**TASK DIRECTIONS:** Can you lay out the lines of the material from the one holding "- legend-entry-label: σ = 1.0: [876, 379, 954, 403]" through the one holding "- panel-a-star-marker: [597, 437, 610, 450]", inclusive, as a numbered list with blank lines dropped?

## Start DATA SECTION

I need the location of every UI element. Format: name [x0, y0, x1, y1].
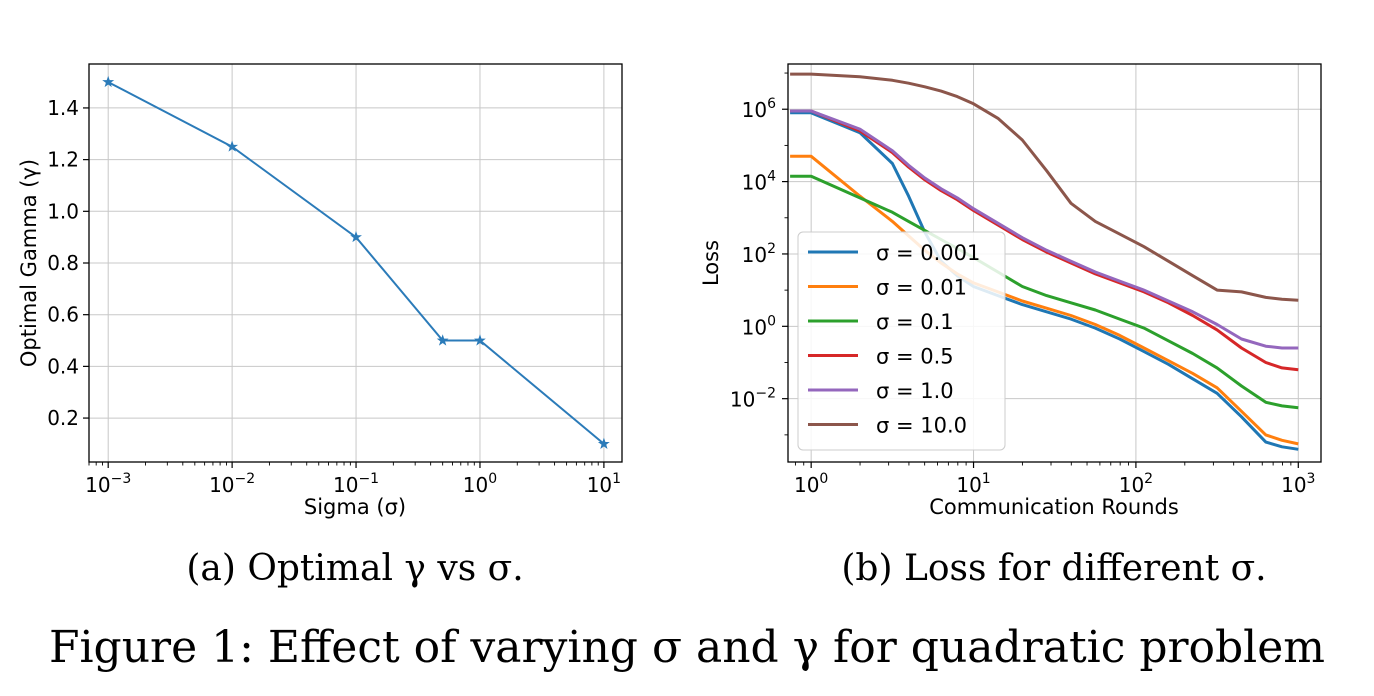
- legend-entry-label: σ = 1.0: [876, 379, 954, 403]
- panel-b-xtick-label: 101: [956, 471, 990, 497]
- legend-entry-label: σ = 0.5: [876, 345, 954, 369]
- panel-a-ytick-label: 0.2: [47, 406, 79, 430]
- panel-a: 10−3 10−2 10−1 100 1010.20.40.60.81.01.21.4 …: [17, 63, 623, 589]
- panel-a-star-marker: [226, 140, 239, 152]
- panel-a-ytick-label: 1.0: [47, 199, 79, 223]
- panel-b-ytick-label: 100: [742, 313, 776, 339]
- panel-a-ytick-label: 1.2: [47, 148, 79, 172]
- panel-b-ytick-label: 106: [742, 96, 776, 122]
- panel-b-series-line: [790, 154, 1299, 446]
- panel-a-star-marker: [436, 334, 449, 346]
- panel-b-xtick-label: 100: [794, 471, 828, 497]
- panel-b-ylabel: Loss: [699, 240, 723, 286]
- panel-a-star-marker: [350, 230, 362, 243]
- panel-a-ytick-label: 0.6: [47, 303, 79, 327]
- panel-b-ytick-label: 102: [742, 241, 776, 267]
- panel-a-xtick-label: 100: [463, 471, 497, 497]
- panel-b-ytick-label: 10−2: [730, 386, 776, 412]
- panel-b-series-line: [790, 109, 1299, 350]
- panel-b-legend: σ = 0.001 σ = 0.01 σ = 0.1 σ = 0.5 σ = 1.0 σ …: [797, 231, 1006, 451]
- panel-b-ytick-label: 104: [742, 169, 776, 195]
- panel-a-xtick-label: 10−2: [209, 471, 255, 497]
- legend-entry-label: σ = 10.0: [876, 414, 967, 438]
- panel-a-star-marker: [597, 437, 610, 450]
- panel-b-xtick-label: 102: [1119, 471, 1153, 497]
- panel-b-xlabel: Communication Rounds: [929, 495, 1179, 519]
- panel-b: 100 101 102 103 10−2 100 102 104 106 Communicati…: [699, 63, 1322, 589]
- panel-a-star-marker: [474, 334, 486, 346]
- panel-b-axes-frame: [787, 63, 1322, 463]
- panel-b-series-line: [790, 174, 1299, 410]
- panel-a-xtick-label: 10−3: [85, 471, 131, 497]
- panel-b-caption: (b) Loss for different σ.: [841, 548, 1266, 589]
- legend-entry-label: σ = 0.001: [876, 241, 980, 265]
- panel-a-ytick-label: 0.8: [47, 251, 79, 275]
- panel-b-series: [790, 72, 1299, 451]
- panel-a-xtick-label: 10−1: [333, 471, 379, 497]
- panel-a-star-marker: [102, 75, 115, 88]
- panel-b-series-line: [790, 72, 1299, 302]
- panel-a-series-line: [107, 81, 605, 445]
- legend-entry-label: σ = 0.1: [876, 310, 954, 334]
- panel-b-xtick-label: 103: [1281, 471, 1315, 497]
- figure-caption: Figure 1: Effect of varying σ and γ for …: [49, 622, 1325, 673]
- panel-a-xlabel: Sigma (σ): [304, 495, 406, 519]
- panel-a-ticks: 10−3 10−2 10−1 100 101 0.2 0.4 0.6 0.8 1.0 1.2 1.4: [47, 96, 621, 497]
- panel-a-ytick-label: 1.4: [47, 96, 79, 120]
- legend-entry-label: σ = 0.01: [876, 276, 967, 300]
- panel-b-ticks: 100 101 102 103 10−2 100 102 104 106: [730, 72, 1315, 497]
- panel-a-ylabel: Optimal Gamma (γ): [17, 159, 41, 367]
- panel-a-ytick-label: 0.4: [47, 354, 79, 378]
- panel-b-series-line: [790, 111, 1299, 451]
- panel-a-series: [102, 75, 610, 450]
- panel-a-caption: (a) Optimal γ vs σ.: [186, 548, 523, 589]
- panel-a-grid: [89, 64, 622, 462]
- panel-a-xtick-label: 101: [587, 471, 621, 497]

## End DATA SECTION

**CORRECT RESPONSE:**
1. - legend-entry-label: σ = 1.0: [876, 379, 954, 403]
2. - panel-b-xtick-label: 101: [956, 471, 990, 497]
3. - legend-entry-label: σ = 0.5: [876, 345, 954, 369]
4. - panel-a-ytick-label: 0.2: [47, 406, 79, 430]
5. - panel-a: 10−3 10−2 10−1 100 1010.20.40.60.81.01.21.4 …: [17, 63, 623, 589]
6. - panel-a-star-marker: [226, 140, 239, 152]
7. - panel-a-ytick-label: 1.0: [47, 199, 79, 223]
8. - panel-b-ytick-label: 100: [742, 313, 776, 339]
9. - panel-a-ytick-label: 1.2: [47, 148, 79, 172]
10. - panel-b-ytick-label: 106: [742, 96, 776, 122]
11. - panel-b-series-line: [790, 154, 1299, 446]
12. - panel-a-star-marker: [436, 334, 449, 346]
13. - panel-b-xtick-label: 100: [794, 471, 828, 497]
14. - panel-b-ylabel: Loss: [699, 240, 723, 286]
15. - panel-a-star-marker: [350, 230, 362, 243]
16. - panel-a-ytick-label: 0.6: [47, 303, 79, 327]
17. - panel-b-ytick-label: 102: [742, 241, 776, 267]
18. - panel-a-xtick-label: 100: [463, 471, 497, 497]
19. - panel-b-ytick-label: 10−2: [730, 386, 776, 412]
20. - panel-b-series-line: [790, 109, 1299, 350]
21. - panel-b-legend: σ = 0.001 σ = 0.01 σ = 0.1 σ = 0.5 σ = 1.0 σ …: [797, 231, 1006, 451]
22. - panel-b-ytick-label: 104: [742, 169, 776, 195]
23. - panel-a-xtick-label: 10−2: [209, 471, 255, 497]
24. - legend-entry-label: σ = 10.0: [876, 414, 967, 438]
25. - panel-a-star-marker: [597, 437, 610, 450]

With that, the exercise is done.